▶ [PROBLEM]:
Reproduce the portion of the passage on the Great Ideas and critical thinking that opens with the words containing "There is a time-tested" and closes with "critical thinking skills.", copying it word for word.

▶ [SOURCE PASSAGE]:
Mortimer Adler called the themes that arise over and over again “Great Ideas.” In the 1950s, he indexed the Great Books according to the “great ideas” that were their primary focus. Adler advocated for everyone to read the Great Books and engage with philosophy. In two large volumes called the Syntopicon, Adler identified 102 recurring themes, or Great Ideas, and gave references for where they could be found in the Great Books. These themes include such topics as Truth, Goodness, Beauty, Liberty, Equality, and Justice. 

There is a time-tested way to teach critical thinking and analytical skills–joining the Great Conversation. At classical schools, students read, dissect, discuss, and analyze ideas and events in their context and with their peers and their teachers–themselves students of the Great Conversation. There has been no other way that has proven as effective for creating critical thinking skills.

To be clear, we are not talking about the kind of thinking that allows you to create computer code, tie a good knot, or design a treehouse. And we are not talking about effectively restating information or positions. We are talking about the kind of critical thinking that allows you to relate, live, and vote with an awareness of how you will affect your community in light of human nature, why you are biased by your own personality and experiences and emotions, what is true and untrue in the information that floods your way, and a whole host of other ways of perceiving the world that all amounts to a fundamental virtue — wisdom.

That is why, until the 1900’s, no one would have considered the factory-line style of schools today–where students are lined up and handed knowledge packets as if they were simply data inputs–to be even remotely like an education. It might have been considered vocational training at best. Our population has been increasingly uneducated for over 100 years. Returning to our educational roots is the best way to ensure the stability of our republic and the freedom of our citizens.

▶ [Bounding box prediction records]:
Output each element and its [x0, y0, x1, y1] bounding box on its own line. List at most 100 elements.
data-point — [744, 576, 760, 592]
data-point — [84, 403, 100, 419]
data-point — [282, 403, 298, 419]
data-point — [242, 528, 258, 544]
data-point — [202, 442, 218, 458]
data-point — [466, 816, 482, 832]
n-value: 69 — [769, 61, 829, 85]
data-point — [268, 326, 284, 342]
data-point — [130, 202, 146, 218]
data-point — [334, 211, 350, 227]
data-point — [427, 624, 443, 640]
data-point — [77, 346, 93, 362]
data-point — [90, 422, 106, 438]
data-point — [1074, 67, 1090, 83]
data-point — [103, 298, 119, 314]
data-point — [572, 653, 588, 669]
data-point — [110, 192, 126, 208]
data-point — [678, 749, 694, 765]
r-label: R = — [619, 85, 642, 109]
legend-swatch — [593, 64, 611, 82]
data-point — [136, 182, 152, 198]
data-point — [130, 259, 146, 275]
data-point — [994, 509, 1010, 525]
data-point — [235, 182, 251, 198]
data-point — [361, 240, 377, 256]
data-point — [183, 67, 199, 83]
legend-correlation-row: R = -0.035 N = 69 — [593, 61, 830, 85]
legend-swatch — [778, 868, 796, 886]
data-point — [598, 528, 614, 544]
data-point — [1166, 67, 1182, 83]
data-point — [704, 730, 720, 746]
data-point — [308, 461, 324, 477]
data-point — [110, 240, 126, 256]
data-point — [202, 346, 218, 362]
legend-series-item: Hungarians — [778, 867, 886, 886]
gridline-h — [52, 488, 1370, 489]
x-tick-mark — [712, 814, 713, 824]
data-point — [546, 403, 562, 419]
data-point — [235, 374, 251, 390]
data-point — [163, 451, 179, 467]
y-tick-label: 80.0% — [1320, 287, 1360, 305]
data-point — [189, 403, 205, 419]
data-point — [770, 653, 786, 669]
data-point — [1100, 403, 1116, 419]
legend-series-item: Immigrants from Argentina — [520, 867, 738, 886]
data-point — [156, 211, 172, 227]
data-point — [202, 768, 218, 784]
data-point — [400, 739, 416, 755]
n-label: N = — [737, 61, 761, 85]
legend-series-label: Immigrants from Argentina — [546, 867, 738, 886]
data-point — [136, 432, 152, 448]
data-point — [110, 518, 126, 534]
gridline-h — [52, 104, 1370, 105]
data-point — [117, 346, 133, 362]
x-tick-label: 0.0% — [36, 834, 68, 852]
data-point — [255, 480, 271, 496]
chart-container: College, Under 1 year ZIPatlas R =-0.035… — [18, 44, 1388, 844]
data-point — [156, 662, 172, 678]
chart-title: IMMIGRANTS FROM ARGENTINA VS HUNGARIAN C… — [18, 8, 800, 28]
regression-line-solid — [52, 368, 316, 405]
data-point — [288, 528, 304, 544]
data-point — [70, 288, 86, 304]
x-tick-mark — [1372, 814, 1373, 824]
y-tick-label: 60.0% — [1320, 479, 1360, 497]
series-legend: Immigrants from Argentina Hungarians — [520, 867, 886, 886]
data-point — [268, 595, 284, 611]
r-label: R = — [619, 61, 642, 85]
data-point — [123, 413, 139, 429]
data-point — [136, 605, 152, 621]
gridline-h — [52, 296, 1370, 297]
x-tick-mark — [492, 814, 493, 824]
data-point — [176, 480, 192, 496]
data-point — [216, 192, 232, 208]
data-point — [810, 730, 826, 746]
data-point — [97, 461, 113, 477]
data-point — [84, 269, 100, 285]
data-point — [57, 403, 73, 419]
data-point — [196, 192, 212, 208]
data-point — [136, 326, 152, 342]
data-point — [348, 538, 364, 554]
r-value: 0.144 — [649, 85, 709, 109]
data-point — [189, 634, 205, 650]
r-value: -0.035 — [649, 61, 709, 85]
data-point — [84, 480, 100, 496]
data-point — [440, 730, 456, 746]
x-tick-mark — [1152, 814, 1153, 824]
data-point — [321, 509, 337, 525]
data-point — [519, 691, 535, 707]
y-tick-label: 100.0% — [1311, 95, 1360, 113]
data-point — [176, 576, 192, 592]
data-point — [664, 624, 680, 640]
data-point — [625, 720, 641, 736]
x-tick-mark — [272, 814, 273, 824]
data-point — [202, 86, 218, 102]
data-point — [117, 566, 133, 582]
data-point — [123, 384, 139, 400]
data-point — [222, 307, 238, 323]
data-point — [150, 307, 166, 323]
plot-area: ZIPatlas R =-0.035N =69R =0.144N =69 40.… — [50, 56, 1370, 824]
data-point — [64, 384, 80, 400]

▶ [SOLUTION FOR THIS TASK]:
There is a time-tested way to teach critical thinking and analytical skills–joining the Great Conversation. At classical schools, students read, dissect, discuss, and analyze ideas and events in their context and with their peers and their teachers–themselves students of the Great Conversation. There has been no other way that has proven as effective for creating critical thinking skills.